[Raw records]
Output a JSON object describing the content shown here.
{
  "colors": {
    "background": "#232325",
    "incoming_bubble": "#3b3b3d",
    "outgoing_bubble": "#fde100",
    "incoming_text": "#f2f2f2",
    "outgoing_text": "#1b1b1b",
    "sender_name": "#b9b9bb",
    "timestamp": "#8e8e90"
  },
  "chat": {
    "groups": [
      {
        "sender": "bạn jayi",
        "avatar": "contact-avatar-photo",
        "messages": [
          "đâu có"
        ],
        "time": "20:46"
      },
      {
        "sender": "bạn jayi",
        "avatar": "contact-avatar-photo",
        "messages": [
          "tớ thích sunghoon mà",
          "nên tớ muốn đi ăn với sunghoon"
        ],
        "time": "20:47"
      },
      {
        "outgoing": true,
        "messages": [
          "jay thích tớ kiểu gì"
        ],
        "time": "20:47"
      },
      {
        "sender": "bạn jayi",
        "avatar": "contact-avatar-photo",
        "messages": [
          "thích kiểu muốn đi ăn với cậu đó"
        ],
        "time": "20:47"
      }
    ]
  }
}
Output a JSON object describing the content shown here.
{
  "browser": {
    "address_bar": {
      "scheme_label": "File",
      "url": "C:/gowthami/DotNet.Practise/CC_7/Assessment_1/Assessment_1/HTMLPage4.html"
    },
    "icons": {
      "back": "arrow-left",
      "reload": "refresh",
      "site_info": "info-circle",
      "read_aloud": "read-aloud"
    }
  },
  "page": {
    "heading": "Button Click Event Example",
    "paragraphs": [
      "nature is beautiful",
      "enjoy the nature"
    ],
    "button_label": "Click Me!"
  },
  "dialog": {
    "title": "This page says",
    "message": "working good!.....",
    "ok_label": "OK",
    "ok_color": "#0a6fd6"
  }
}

> [TASK DIRECTIONS] Restate all of the entries exactly, please.

> [ANSWER BELOW]
Output a JSON object describing the content shown here.
{
  "colors": {
    "background": "#232325",
    "incoming_bubble": "#3b3b3d",
    "outgoing_bubble": "#fde100",
    "incoming_text": "#f2f2f2",
    "outgoing_text": "#1b1b1b",
    "sender_name": "#b9b9bb",
    "timestamp": "#8e8e90"
  },
  "chat": {
    "groups": [
      {
        "sender": "bạn jayi",
        "avatar": "contact-avatar-photo",
        "messages": [
          "đâu có"
        ],
        "time": "20:46"
      },
      {
        "sender": "bạn jayi",
        "avatar": "contact-avatar-photo",
        "messages": [
          "tớ thích sunghoon mà",
          "nên tớ muốn đi ăn với sunghoon"
        ],
        "time": "20:47"
      },
      {
        "outgoing": true,
        "messages": [
          "jay thích tớ kiểu gì"
        ],
        "time": "20:47"
      },
      {
        "sender": "bạn jayi",
        "avatar": "contact-avatar-photo",
        "messages": [
          "thích kiểu muốn đi ăn với cậu đó"
        ],
        "time": "20:47"
      }
    ]
  }
}
Output a JSON object describing the content shown here.
{
  "browser": {
    "address_bar": {
      "scheme_label": "File",
      "url": "C:/gowthami/DotNet.Practise/CC_7/Assessment_1/Assessment_1/HTMLPage4.html"
    },
    "icons": {
      "back": "arrow-left",
      "reload": "refresh",
      "site_info": "info-circle",
      "read_aloud": "read-aloud"
    }
  },
  "page": {
    "heading": "Button Click Event Example",
    "paragraphs": [
      "nature is beautiful",
      "enjoy the nature"
    ],
    "button_label": "Click Me!"
  },
  "dialog": {
    "title": "This page says",
    "message": "working good!.....",
    "ok_label": "OK",
    "ok_color": "#0a6fd6"
  }
}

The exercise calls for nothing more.